Your task. Copy all entries without alteration and skip the pictures they hold.
━━ Provided records ━━
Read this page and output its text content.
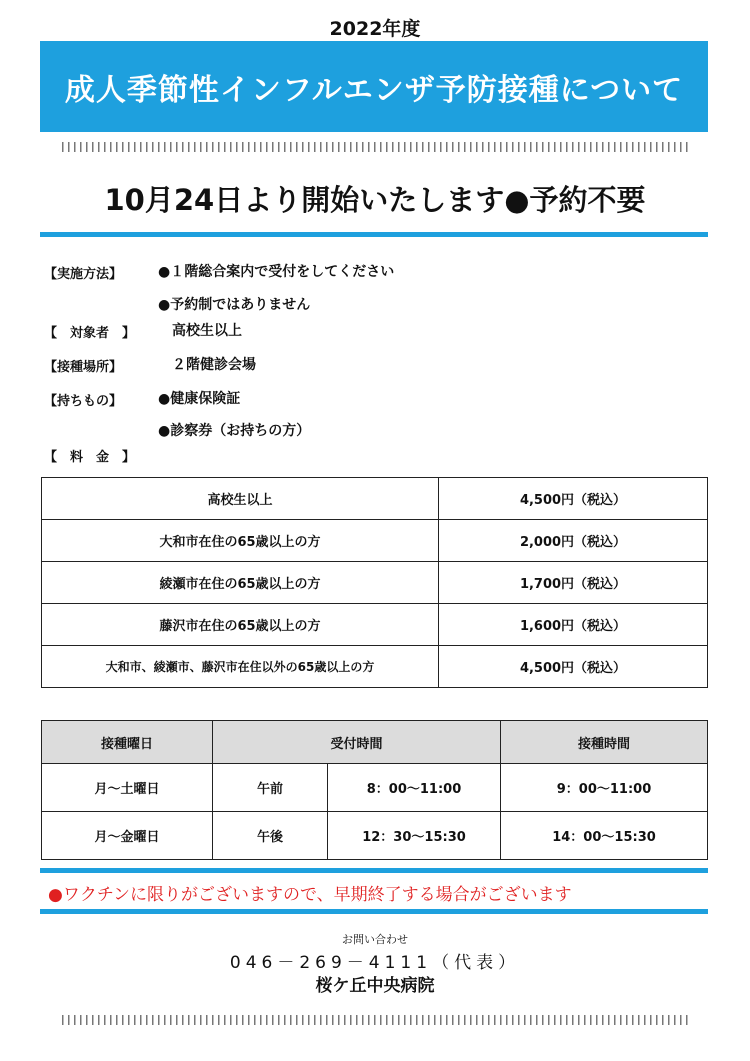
2022年度
成人季節性インフルエンザ予防接種について
10月24日より開始いたします●予約不要
【実施方法】	●１階総合案内で受付をしてください
●予約制ではありません
【　対象者　】	　高校生以上
【接種場所】	　２階健診会場
【持ちもの】	●健康保険証
●診察券（お持ちの方）
【　料　金　】
高校生以上	4,500円（税込）
大和市在住の65歳以上の方	2,000円（税込）
綾瀬市在住の65歳以上の方	1,700円（税込）
藤沢市在住の65歳以上の方	1,600円（税込）
大和市、綾瀬市、藤沢市在住以外の65歳以上の方	4,500円（税込）
接種曜日	受付時間		接種時間
月～土曜日	午前	8：00～11:00	9：00～11:00
月～金曜日	午後	12：30～15:30	14：00～15:30
●ワクチンに限りがございますので、早期終了する場合がございます
お問い合わせ
046－269－4111（代表）
桜ケ丘中央病院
━━━
Result of the task.
Read this page and output its text content.
2022年度
成人季節性インフルエンザ予防接種について
10月24日より開始いたします●予約不要
【実施方法】	●１階総合案内で受付をしてください
●予約制ではありません
【　対象者　】	　高校生以上
【接種場所】	　２階健診会場
【持ちもの】	●健康保険証
●診察券（お持ちの方）
【　料　金　】
高校生以上	4,500円（税込）
大和市在住の65歳以上の方	2,000円（税込）
綾瀬市在住の65歳以上の方	1,700円（税込）
藤沢市在住の65歳以上の方	1,600円（税込）
大和市、綾瀬市、藤沢市在住以外の65歳以上の方	4,500円（税込）
接種曜日	受付時間		接種時間
月～土曜日	午前	8：00～11:00	9：00～11:00
月～金曜日	午後	12：30～15:30	14：00～15:30
●ワクチンに限りがございますので、早期終了する場合がございます
お問い合わせ
046－269－4111（代表）
桜ケ丘中央病院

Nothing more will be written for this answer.